_Your instructions:_
Repeat exactly the lines from the line containing "Read all visible content and emit it as JSON." to the last line of the listing, including both.
• • • • • • •
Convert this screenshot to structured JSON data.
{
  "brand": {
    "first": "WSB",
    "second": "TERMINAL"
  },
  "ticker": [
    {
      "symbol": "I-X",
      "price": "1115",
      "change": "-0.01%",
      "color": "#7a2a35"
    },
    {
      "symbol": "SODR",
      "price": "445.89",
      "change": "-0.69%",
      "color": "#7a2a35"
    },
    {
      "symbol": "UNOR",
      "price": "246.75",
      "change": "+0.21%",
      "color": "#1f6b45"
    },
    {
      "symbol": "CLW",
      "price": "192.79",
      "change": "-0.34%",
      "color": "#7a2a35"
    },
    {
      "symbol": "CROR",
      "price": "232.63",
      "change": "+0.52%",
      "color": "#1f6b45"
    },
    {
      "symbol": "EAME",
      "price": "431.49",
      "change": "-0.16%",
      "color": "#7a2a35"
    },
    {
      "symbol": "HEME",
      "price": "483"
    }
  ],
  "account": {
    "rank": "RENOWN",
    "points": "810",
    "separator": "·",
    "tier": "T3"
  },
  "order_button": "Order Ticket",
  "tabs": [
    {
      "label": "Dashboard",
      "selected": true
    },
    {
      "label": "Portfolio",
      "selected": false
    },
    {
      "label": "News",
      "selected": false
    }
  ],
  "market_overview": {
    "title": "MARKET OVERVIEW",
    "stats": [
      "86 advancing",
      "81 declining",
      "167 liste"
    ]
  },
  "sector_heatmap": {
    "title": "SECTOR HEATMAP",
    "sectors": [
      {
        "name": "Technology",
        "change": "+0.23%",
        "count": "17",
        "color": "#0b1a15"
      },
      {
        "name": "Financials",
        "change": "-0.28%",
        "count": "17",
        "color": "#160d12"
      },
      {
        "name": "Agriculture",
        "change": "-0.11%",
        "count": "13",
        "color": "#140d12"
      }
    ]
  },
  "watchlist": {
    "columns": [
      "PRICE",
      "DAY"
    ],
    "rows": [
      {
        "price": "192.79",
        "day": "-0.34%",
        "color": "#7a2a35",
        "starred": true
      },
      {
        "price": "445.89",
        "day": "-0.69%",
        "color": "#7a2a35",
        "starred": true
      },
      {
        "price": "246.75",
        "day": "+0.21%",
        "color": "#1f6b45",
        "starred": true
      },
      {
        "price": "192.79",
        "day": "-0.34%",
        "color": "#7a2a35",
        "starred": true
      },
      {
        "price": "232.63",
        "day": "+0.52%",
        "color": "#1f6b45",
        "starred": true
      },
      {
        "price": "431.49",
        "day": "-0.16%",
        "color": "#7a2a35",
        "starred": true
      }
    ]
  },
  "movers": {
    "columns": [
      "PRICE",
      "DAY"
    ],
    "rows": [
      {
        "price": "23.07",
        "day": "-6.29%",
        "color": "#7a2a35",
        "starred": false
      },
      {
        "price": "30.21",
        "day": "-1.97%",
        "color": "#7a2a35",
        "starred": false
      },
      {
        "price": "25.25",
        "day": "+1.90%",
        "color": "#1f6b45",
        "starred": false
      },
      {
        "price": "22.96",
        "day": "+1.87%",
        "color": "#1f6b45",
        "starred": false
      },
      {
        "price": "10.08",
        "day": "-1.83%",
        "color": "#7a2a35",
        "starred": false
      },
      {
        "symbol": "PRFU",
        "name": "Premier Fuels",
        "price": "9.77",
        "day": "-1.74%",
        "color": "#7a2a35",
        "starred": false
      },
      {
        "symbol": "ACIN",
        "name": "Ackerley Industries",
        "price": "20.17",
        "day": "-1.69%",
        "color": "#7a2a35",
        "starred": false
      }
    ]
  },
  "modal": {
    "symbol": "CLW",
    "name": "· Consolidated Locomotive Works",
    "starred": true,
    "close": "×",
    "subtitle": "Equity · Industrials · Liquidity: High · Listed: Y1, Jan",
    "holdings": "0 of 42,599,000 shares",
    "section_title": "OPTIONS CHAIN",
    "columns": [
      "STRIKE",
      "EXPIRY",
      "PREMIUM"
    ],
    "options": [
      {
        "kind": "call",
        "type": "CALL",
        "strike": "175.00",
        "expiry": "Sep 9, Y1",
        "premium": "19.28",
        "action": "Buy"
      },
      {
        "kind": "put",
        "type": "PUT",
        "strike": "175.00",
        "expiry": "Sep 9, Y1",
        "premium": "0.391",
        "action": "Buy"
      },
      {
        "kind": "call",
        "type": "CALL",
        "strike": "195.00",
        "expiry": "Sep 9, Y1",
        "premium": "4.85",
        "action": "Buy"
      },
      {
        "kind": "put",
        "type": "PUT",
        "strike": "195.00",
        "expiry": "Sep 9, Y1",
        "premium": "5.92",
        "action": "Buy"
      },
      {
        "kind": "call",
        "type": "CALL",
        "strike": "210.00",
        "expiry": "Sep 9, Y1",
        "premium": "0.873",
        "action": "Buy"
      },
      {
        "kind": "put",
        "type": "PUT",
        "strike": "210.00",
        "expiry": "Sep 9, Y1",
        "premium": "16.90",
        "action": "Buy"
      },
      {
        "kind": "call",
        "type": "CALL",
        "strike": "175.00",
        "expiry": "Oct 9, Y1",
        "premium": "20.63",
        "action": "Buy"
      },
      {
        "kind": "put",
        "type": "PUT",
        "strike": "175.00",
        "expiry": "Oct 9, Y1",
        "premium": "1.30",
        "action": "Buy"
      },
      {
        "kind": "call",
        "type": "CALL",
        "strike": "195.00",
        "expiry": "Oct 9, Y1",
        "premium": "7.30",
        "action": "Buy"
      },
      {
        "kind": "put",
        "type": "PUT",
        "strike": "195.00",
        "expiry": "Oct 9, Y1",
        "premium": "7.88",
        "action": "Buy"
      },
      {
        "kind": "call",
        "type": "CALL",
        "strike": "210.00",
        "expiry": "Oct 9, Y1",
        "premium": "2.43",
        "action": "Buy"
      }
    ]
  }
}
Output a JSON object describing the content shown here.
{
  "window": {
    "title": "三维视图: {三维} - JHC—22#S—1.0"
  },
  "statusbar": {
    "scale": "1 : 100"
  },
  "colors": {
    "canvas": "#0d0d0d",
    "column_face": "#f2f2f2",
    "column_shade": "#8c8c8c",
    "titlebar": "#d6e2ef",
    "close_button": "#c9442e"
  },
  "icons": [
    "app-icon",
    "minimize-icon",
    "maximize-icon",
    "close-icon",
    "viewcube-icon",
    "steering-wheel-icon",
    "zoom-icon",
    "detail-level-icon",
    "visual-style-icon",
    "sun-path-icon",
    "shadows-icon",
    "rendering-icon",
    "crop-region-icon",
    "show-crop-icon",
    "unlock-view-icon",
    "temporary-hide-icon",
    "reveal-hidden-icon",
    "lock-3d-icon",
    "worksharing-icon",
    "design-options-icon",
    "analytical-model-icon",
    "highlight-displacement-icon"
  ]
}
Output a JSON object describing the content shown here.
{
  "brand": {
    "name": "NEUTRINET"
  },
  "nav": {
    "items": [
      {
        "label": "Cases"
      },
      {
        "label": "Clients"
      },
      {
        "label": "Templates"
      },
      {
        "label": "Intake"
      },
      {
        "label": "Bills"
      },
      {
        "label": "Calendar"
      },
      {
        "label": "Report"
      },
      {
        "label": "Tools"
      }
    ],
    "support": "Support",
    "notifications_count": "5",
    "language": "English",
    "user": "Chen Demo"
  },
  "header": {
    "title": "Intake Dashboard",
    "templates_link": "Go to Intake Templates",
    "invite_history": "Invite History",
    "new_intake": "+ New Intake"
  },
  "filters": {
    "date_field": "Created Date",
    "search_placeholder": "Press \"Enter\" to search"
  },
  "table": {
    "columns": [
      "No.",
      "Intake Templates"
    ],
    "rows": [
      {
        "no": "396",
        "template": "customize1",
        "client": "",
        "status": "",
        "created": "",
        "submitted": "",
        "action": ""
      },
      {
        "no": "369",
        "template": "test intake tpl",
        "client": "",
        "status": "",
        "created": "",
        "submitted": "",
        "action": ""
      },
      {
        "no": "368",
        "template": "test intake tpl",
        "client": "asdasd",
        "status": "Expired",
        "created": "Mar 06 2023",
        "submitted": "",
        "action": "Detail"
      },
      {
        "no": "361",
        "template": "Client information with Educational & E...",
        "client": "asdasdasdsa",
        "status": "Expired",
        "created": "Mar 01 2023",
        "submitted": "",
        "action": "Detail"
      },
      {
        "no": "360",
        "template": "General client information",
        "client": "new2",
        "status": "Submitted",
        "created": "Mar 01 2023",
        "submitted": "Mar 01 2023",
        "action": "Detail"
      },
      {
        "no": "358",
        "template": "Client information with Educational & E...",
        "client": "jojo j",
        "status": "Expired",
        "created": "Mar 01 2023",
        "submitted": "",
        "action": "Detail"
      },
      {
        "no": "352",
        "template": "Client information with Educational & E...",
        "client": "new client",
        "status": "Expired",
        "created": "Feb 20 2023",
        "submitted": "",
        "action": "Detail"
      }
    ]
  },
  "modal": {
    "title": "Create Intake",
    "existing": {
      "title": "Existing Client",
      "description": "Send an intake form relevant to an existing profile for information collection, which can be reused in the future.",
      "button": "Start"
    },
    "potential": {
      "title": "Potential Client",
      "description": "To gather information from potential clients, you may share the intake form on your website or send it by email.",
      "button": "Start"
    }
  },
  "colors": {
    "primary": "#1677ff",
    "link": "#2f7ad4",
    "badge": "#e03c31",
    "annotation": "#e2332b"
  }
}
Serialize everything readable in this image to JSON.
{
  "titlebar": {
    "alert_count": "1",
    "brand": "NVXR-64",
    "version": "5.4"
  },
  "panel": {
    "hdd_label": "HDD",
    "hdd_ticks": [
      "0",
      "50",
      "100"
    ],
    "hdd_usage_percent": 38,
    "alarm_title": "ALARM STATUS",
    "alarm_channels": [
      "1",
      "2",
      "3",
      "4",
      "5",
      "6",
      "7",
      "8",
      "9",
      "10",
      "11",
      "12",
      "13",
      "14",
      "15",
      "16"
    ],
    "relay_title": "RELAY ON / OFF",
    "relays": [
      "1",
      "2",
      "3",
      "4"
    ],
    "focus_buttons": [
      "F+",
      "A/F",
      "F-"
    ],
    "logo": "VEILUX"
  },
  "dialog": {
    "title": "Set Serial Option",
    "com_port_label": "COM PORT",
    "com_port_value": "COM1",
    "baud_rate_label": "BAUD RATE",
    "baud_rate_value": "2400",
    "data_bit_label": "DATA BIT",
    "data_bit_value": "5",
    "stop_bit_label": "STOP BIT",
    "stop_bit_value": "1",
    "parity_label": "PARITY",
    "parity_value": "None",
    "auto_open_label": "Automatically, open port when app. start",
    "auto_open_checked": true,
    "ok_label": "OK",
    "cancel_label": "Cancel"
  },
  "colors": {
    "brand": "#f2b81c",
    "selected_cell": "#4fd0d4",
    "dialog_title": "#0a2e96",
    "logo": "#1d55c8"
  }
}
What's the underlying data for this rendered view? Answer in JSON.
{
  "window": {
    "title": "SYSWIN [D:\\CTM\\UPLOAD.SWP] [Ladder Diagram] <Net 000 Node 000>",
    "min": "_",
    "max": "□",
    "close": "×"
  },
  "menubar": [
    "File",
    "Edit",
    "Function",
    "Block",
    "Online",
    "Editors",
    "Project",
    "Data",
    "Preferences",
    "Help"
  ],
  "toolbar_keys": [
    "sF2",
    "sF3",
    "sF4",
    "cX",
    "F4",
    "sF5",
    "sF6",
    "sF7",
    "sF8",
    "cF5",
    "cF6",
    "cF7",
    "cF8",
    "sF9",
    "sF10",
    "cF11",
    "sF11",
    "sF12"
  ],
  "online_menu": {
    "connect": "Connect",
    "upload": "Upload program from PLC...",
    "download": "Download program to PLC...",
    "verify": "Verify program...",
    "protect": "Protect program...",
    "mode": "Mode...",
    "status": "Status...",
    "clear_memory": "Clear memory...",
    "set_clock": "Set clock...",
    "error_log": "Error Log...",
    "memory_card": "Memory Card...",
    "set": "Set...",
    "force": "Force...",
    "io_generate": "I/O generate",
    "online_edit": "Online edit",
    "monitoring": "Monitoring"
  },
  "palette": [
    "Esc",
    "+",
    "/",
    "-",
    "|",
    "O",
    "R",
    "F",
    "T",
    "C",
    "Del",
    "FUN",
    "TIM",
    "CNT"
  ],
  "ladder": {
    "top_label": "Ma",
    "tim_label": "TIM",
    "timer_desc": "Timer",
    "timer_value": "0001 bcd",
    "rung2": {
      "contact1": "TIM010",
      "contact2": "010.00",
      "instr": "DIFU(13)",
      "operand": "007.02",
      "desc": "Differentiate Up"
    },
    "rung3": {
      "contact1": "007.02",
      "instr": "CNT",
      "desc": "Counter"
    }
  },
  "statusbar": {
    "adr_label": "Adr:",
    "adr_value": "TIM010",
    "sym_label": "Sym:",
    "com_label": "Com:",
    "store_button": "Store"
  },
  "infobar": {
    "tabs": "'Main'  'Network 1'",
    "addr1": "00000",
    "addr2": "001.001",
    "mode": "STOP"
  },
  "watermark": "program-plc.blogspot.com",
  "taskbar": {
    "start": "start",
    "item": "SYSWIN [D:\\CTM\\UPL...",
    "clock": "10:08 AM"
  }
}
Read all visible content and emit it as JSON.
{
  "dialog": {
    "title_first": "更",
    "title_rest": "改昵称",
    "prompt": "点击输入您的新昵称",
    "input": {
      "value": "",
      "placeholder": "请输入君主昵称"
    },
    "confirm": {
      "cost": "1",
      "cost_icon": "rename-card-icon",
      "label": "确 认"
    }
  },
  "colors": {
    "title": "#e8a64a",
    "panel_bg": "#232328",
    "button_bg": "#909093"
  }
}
• • • • • • •
_Answer:_
Read all visible content and emit it as JSON.
{
  "dialog": {
    "title_first": "更",
    "title_rest": "改昵称",
    "prompt": "点击输入您的新昵称",
    "input": {
      "value": "",
      "placeholder": "请输入君主昵称"
    },
    "confirm": {
      "cost": "1",
      "cost_icon": "rename-card-icon",
      "label": "确 认"
    }
  },
  "colors": {
    "title": "#e8a64a",
    "panel_bg": "#232328",
    "button_bg": "#909093"
  }
}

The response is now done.